Frequently Asked Questions

Periodically I have the opportunity to speak to diverse groups of people and tell them of my experiences in outdoor environments in various parts of the world. These treks, described in the "My Stories" section of this website, typically involved extended periods of time in remote areas, sometimes in close contact with very different cultures. The reactions of the people who listen are fascinating because, since I am a neophyte, they are able to identify more closely with my experiences than they would if I had spent a lifetime building up to these trips. Here are some of the questions people ask me.

Please email me your own questions.

 

Q. What is the most significant place you have been?

A. NangPa La, the mountain pass which divides Tibet and Nepal. Merchants and smugglers, as well as travelers have used this ancient trade route for centuries. From the expedition camp, I watched small bands of Tibetans attempting to escape the Chinese rule via the pass. One May afternoon in 1997, an outdoor neophyte stood at the top of the pass, approximately 19,000 feet altitude, with one foot in Nepal and one foot in Tibet. For me, it was the culmination of all those armchair journeys I had made as a child…only this time, the sherpas and the Himalayas were real.

====

## Problem 1
Answer these questions from the trekking FAQ:
(a) What did the treks typically involve?
(b) Which two places does NangPa La divide?
(c) About how high is the top of the pass?
## Problem 2
Please translate this sentence from the trekking FAQ into Spanish: "Merchants and smugglers, as well as travelers have used this ancient trade route for centuries."
## Problem 3
Carry on the trekking FAQ from its final sentence.

(Items stored from a collection)
====

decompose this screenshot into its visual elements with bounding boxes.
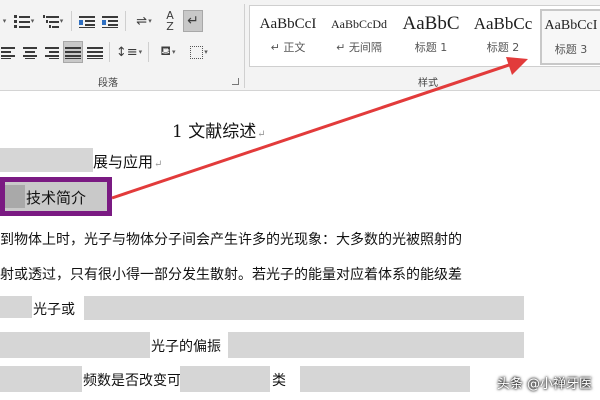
arrow-head — [506, 57, 528, 75]
arrow-shaft — [111, 62, 513, 200]
annotation-arrow — [111, 57, 528, 200]
watermark: 头条 @小禅牙医 — [496, 377, 592, 392]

====

## Exercise result 1
(a) Extended periods of time in remote areas, sometimes in close contact with very different cultures.
(b) Tibet and Nepal.
(c) Approximately 19,000 feet.

## Exercise result 2
Comerciantes y contrabandistas, así como viajeros, han utilizado esta antigua ruta comercial durante siglos.

## Exercise result 3
Q. What was your scariest moment?

A. In the last five years, since I bought my first pair of hiking boots, there have been so many scary moments; it's hard to say which ranks highest. When you put yourself into a setting, which is so far out of your comfort zone and experience, every creak in the night and slip along the way becomes an adrenaline rush. However, the single worst moment was probably in a boxed canyon at the base of Chillingi Pass which separates the Pamir and Karakoram Mountain Ranges in Pakistan. Fazil Karim, the heroic guide for each of my two treks into northern Pakistan came over to my tent after dusk. His voice sounded jazzed. "I have something great to show you." Unzipping the tent flap, he pointed excitedly to the mountain we would be climbing the next morning. "Look! The porters are carrying a load up Chillingi in preparation for tomorrow." I could see tiny pinpricks of light which were lanterns carried by the porters who were about one third of the way up the mountain. After trekking for over two weeks, the enormous scale of the mountains becomes somehow familiar. Seeing the porters as fixed pinpoints of light against the awesome task ahead of us, immediately terrified me. "I need you to get a helicopter and get me out of here, Fazil!" "Elizo, you know I can not do that…" There was no sleeping that night either for me or for Fazil Karim. Long before dawn, the wake-up call came, served with bed tea. It never ceases to amaze me that by putting one foot in front of another, we can actually get to the top of a mountain like Chillingi Pass. That day consisted of 14 ½ hours of hard work before we set up the next camp. The last portion of the mountain was so steep that ropes were used to pull both men and animals up to the top. Using his bull-like strength, Fazil Karim pulled me to the summit, I was not about to complain, as far as I was concerned, it was all downhill from there.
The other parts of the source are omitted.